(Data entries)

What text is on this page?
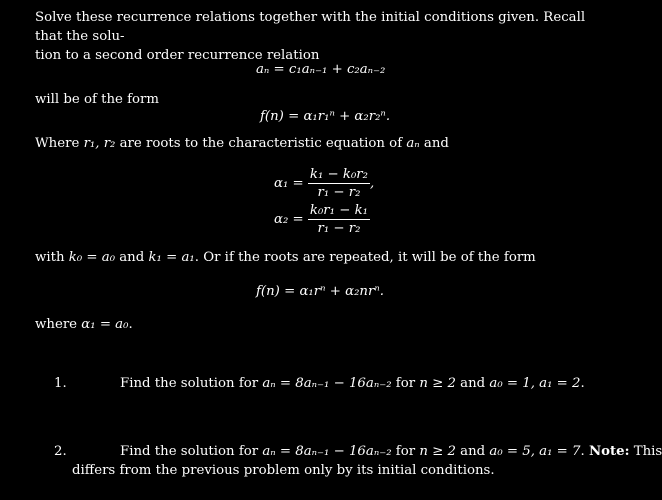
Solve these recurrence relations together with the initial conditions given. Recall that the solu-
tion to a second order recurrence relation
aₙ = c₁aₙ₋₁ + c₂aₙ₋₂
will be of the form
f(n) = α₁r₁ⁿ + α₂r₂ⁿ.
Where r₁, r₂ are roots to the characteristic equation of aₙ and
$\alpha_1 = \frac{\text{k₁ − k₀r₂}}{\text{r₁ − r₂}}$ ,
$\alpha_2 = \frac{\text{k₀r₁ − k₁}}{\text{r₁ − r₂}}$
with k₀ = a₀ and k₁ = a₁. Or if the roots are repeated, it will be of the form
f(n) = α₁rⁿ + α₂nrⁿ.
where α₁ = a₀.
1.	Find the solution for aₙ = 8aₙ₋₁ − 16aₙ₋₂ for n ≥ 2 and a₀ = 1, a₁ = 2.
2.	Find the solution for aₙ = 8aₙ₋₁ − 16aₙ₋₂ for n ≥ 2 and a₀ = 5, a₁ = 7. Note: This
differs from the previous problem only by its initial conditions.
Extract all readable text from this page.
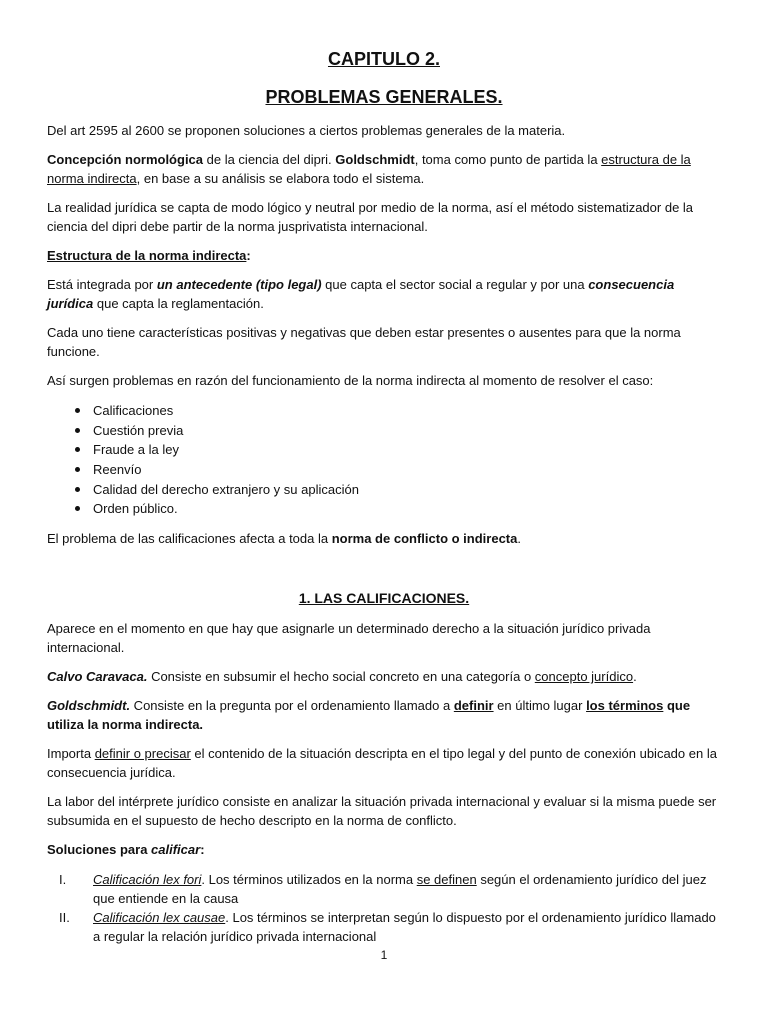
CAPITULO 2.
PROBLEMAS GENERALES.
Del art 2595 al 2600 se proponen soluciones a ciertos problemas generales de la materia.
Concepción normológica de la ciencia del dipri. Goldschmidt, toma como punto de partida la estructura de la norma indirecta, en base a su análisis se elabora todo el sistema.
La realidad jurídica se capta de modo lógico y neutral por medio de la norma, así el método sistematizador de la ciencia del dipri debe partir de la norma jusprivatista internacional.
Estructura de la norma indirecta:
Está integrada por un antecedente (tipo legal) que capta el sector social a regular y por una consecuencia jurídica que capta la reglamentación.
Cada uno tiene características positivas y negativas que deben estar presentes o ausentes para que la norma funcione.
Así surgen problemas en razón del funcionamiento de la norma indirecta al momento de resolver el caso:
Calificaciones
Cuestión previa
Fraude a la ley
Reenvío
Calidad del derecho extranjero y su aplicación
Orden público.
El problema de las calificaciones afecta a toda la norma de conflicto o indirecta.
1. LAS CALIFICACIONES.
Aparece en el momento en que hay que asignarle un determinado derecho a la situación jurídico privada internacional.
Calvo Caravaca. Consiste en subsumir el hecho social concreto en una categoría o concepto jurídico.
Goldschmidt. Consiste en la pregunta por el ordenamiento llamado a definir en último lugar los términos que utiliza la norma indirecta.
Importa definir o precisar el contenido de la situación descripta en el tipo legal y del punto de conexión ubicado en la consecuencia jurídica.
La labor del intérprete jurídico consiste en analizar la situación privada internacional y evaluar si la misma puede ser subsumida en el supuesto de hecho descripto en la norma de conflicto.
Soluciones para calificar:
I. Calificación lex fori. Los términos utilizados en la norma se definen según el ordenamiento jurídico del juez que entiende en la causa
II. Calificación lex causae. Los términos se interpretan según lo dispuesto por el ordenamiento jurídico llamado a regular la relación jurídico privada internacional
1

## STATED EXERCISE
Scan the records above and report how many lines include the word "jurídico", without any other text.

## ANSWER TO THIS EXERCISE
5